Extract to read
--- Begin ---
From left, Bajrang Punia, Vinesh Phogat and Sakshi Malik leading a protest in New Delhi last week. Credit…Altaf Qadri/Associated Press
When villagers and farmer groups announced that they would join the wrestlers at the protest site, more barricades were installed — some even welded to the road — while many of the groups were stopped at the city’s gates. After the camp was dismantled, the police put up large posters declaring that any assembly in the area was unlawful without prior permission.

On the banks of the Ganges in Haridwar late Tuesday, the wrestlers sat in a huddle as a large crowd of supporters and cameras surrounded them. Thousands were gathered for the evening sunset prayer.

Ms. Malik, the winner of an Olympic bronze and several other international medals, tightly hugged what her fellow protesters said was a box of her accolades and citations.
--- End ---
(Dataset items)
--- Begin ---
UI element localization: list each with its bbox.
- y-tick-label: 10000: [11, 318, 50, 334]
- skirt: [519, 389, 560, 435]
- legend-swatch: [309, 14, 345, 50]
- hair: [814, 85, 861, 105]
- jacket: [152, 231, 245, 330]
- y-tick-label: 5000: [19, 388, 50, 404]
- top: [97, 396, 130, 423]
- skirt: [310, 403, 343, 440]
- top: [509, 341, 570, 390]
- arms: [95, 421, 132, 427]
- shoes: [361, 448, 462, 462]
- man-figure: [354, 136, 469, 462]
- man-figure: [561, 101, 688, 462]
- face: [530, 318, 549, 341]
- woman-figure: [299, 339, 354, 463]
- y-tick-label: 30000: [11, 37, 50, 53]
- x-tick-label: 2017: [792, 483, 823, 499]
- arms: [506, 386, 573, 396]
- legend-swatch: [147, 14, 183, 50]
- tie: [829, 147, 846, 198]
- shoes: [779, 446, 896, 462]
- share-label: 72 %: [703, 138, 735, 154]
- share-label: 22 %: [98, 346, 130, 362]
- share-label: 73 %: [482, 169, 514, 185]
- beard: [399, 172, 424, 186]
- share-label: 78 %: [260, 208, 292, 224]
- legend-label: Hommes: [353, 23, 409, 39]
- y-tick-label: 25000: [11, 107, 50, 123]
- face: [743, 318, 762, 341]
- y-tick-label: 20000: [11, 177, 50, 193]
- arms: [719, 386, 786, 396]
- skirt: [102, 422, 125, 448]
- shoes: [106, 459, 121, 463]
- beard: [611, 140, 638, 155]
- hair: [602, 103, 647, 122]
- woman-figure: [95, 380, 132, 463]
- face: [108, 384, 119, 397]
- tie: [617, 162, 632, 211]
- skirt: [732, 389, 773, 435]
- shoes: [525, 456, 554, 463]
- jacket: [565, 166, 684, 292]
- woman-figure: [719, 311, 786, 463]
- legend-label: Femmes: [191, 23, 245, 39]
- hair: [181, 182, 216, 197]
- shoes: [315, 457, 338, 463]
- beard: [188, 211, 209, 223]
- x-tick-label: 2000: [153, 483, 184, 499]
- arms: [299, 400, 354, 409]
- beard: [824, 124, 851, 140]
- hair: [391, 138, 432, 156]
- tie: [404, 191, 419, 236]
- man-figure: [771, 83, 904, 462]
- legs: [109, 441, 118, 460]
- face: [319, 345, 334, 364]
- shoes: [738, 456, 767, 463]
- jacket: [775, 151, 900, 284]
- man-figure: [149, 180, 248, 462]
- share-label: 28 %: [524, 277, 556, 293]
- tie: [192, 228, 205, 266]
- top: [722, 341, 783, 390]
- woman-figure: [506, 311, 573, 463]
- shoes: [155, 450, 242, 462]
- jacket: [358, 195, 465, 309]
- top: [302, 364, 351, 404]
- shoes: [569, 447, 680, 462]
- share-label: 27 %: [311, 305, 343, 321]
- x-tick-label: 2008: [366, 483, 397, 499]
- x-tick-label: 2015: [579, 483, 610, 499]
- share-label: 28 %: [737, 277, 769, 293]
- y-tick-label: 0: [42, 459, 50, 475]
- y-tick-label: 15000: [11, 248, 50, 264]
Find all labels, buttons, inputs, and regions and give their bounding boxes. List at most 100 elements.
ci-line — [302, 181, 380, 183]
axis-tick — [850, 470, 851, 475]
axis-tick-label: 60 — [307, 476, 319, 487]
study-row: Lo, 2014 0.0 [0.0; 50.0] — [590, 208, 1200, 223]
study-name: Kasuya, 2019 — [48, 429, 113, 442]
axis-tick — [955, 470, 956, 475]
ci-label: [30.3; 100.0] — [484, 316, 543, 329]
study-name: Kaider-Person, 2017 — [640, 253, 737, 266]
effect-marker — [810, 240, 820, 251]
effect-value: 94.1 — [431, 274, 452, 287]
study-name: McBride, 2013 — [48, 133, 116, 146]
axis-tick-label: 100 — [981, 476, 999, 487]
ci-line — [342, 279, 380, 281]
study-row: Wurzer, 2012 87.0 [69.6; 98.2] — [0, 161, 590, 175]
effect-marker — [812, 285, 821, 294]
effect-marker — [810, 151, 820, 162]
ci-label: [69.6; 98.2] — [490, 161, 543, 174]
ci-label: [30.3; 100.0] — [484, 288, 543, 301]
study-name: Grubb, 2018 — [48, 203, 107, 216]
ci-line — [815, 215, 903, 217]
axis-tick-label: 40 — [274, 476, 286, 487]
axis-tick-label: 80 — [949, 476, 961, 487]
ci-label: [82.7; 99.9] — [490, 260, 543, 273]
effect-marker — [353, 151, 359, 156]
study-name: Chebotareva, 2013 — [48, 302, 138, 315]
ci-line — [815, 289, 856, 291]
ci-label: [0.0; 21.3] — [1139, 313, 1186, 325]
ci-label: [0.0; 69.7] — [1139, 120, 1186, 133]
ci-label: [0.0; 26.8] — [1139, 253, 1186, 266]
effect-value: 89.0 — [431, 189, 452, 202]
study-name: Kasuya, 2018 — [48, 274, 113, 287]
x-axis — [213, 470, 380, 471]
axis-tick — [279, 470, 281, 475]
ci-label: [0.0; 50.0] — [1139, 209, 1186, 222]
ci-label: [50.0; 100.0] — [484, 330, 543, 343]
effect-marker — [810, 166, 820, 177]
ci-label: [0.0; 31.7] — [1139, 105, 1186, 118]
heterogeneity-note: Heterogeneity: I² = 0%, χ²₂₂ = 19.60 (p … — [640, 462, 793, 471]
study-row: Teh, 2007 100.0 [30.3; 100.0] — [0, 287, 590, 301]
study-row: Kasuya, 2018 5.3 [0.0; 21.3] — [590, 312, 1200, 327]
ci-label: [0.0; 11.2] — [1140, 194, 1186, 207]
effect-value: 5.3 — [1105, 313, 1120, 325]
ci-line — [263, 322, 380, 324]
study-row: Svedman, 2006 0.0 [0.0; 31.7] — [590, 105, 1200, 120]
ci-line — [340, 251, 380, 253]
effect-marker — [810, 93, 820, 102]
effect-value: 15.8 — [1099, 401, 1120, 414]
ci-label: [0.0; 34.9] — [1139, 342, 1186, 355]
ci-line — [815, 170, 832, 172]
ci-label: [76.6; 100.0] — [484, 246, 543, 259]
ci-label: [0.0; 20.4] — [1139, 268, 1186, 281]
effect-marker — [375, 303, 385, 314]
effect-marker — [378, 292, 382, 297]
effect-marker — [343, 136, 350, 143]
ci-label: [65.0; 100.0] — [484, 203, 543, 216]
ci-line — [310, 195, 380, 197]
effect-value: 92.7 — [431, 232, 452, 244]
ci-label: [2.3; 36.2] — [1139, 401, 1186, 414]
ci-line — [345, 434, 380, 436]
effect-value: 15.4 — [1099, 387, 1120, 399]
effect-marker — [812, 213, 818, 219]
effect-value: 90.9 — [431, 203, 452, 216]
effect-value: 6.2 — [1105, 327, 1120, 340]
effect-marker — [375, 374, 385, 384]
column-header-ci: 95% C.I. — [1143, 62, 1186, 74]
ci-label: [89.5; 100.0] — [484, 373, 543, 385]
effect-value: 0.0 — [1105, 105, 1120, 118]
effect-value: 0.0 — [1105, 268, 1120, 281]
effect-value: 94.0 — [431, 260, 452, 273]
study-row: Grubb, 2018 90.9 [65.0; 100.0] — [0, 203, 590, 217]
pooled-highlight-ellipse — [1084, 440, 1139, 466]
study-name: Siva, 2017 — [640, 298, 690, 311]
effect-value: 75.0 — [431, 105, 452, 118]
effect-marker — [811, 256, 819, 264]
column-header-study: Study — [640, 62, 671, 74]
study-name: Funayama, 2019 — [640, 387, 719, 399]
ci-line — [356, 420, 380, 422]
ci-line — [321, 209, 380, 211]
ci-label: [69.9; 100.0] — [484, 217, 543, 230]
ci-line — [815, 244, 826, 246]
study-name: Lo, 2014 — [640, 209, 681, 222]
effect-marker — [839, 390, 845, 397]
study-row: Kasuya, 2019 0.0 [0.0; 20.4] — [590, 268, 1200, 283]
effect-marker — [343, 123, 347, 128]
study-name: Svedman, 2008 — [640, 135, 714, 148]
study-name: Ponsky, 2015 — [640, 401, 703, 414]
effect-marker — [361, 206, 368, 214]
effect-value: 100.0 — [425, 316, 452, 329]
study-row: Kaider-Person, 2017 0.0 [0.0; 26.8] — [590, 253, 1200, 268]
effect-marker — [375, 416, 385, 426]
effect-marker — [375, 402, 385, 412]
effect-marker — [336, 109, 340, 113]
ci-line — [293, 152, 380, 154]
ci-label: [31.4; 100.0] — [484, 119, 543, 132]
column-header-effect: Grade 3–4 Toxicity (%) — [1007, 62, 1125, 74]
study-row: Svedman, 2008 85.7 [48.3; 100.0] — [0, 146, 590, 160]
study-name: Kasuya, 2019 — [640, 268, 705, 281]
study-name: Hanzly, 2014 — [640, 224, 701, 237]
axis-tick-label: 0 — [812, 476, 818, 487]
--- End ---
Stated exercise 1
From the passage on the wrestlers' protest above, quote the text starting with "From left, Bajrang" and going on through "accolades and citations.".
Stated exercise 2
Answer the following questions using the passage on the wrestlers' protest above:
(a) What did the police put up after the camp was dismantled?
(b) Where were the wrestlers late Tuesday?
(c) What did Ms. Malik tightly hug, according to her fellow protesters?

Written reply 1
From left, Bajrang Punia, Vinesh Phogat and Sakshi Malik leading a protest in New Delhi last week. Credit…Altaf Qadri/Associated Press
When villagers and farmer groups announced that they would join the wrestlers at the protest site, more barricades were installed — some even welded to the road — while many of the groups were stopped at the city’s gates. After the camp was dismantled, the police put up large posters declaring that any assembly in the area was unlawful without prior permission.

On the banks of the Ganges in Haridwar late Tuesday, the wrestlers sat in a huddle as a large crowd of supporters and cameras surrounded them. Thousands were gathered for the evening sunset prayer.

Ms. Malik, the winner of an Olympic bronze and several other international medals, tightly hugged what her fellow protesters said was a box of her accolades and citations.

Written reply 2
(a) Large posters declaring that any assembly in the area was unlawful without prior permission.
(b) On the banks of the Ganges in Haridwar.
(c) A box of her accolades and citations.